- Your objective -
Beginning with the line where "Transcribe this image's" appears, restate the lines word for word through the last one in the listing.

(Extracted records)
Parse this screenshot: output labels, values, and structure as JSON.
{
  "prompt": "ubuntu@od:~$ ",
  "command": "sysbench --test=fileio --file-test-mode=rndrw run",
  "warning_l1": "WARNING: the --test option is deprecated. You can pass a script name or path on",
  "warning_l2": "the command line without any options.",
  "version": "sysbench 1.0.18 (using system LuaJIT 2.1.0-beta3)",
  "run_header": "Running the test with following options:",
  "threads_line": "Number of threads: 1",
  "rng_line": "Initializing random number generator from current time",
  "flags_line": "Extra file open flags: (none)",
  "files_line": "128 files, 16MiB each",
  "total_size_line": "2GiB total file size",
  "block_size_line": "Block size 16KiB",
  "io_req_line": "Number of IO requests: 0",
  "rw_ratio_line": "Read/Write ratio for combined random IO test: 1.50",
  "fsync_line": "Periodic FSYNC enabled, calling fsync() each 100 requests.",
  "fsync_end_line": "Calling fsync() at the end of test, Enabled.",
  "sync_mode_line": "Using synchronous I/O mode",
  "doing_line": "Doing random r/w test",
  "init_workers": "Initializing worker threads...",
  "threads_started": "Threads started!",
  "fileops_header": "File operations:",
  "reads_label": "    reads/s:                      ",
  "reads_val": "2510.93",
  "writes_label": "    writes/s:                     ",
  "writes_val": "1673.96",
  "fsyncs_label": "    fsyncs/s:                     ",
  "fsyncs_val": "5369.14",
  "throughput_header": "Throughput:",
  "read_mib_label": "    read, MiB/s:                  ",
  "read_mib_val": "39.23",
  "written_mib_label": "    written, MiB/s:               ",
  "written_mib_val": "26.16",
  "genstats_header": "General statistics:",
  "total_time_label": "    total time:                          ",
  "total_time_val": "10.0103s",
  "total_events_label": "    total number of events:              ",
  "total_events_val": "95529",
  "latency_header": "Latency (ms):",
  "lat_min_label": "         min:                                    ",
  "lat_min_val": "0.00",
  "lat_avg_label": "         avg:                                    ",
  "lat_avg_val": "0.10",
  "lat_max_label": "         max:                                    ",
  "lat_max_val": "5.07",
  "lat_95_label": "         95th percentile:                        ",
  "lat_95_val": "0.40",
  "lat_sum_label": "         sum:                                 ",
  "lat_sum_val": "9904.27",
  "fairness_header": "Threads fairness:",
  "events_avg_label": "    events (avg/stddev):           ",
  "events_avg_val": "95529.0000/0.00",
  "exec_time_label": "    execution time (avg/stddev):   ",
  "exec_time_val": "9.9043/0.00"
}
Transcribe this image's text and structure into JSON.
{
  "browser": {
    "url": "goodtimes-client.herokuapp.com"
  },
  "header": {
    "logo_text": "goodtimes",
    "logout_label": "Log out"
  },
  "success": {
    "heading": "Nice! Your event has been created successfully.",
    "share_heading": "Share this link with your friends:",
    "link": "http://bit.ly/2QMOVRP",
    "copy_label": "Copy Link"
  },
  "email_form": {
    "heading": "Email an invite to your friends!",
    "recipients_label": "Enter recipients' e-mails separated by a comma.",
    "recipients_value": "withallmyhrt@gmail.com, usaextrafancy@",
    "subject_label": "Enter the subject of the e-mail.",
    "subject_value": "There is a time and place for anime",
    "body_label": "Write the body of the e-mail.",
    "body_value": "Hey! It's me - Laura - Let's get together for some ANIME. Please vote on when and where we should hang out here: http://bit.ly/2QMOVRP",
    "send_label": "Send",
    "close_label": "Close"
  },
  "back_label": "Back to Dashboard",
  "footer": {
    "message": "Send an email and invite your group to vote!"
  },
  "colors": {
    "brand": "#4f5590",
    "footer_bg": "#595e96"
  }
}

- Exercise output -
Transcribe this image's text and structure into JSON.
{
  "browser": {
    "url": "goodtimes-client.herokuapp.com"
  },
  "header": {
    "logo_text": "goodtimes",
    "logout_label": "Log out"
  },
  "success": {
    "heading": "Nice! Your event has been created successfully.",
    "share_heading": "Share this link with your friends:",
    "link": "http://bit.ly/2QMOVRP",
    "copy_label": "Copy Link"
  },
  "email_form": {
    "heading": "Email an invite to your friends!",
    "recipients_label": "Enter recipients' e-mails separated by a comma.",
    "recipients_value": "withallmyhrt@gmail.com, usaextrafancy@",
    "subject_label": "Enter the subject of the e-mail.",
    "subject_value": "There is a time and place for anime",
    "body_label": "Write the body of the e-mail.",
    "body_value": "Hey! It's me - Laura - Let's get together for some ANIME. Please vote on when and where we should hang out here: http://bit.ly/2QMOVRP",
    "send_label": "Send",
    "close_label": "Close"
  },
  "back_label": "Back to Dashboard",
  "footer": {
    "message": "Send an email and invite your group to vote!"
  },
  "colors": {
    "brand": "#4f5590",
    "footer_bg": "#595e96"
  }
}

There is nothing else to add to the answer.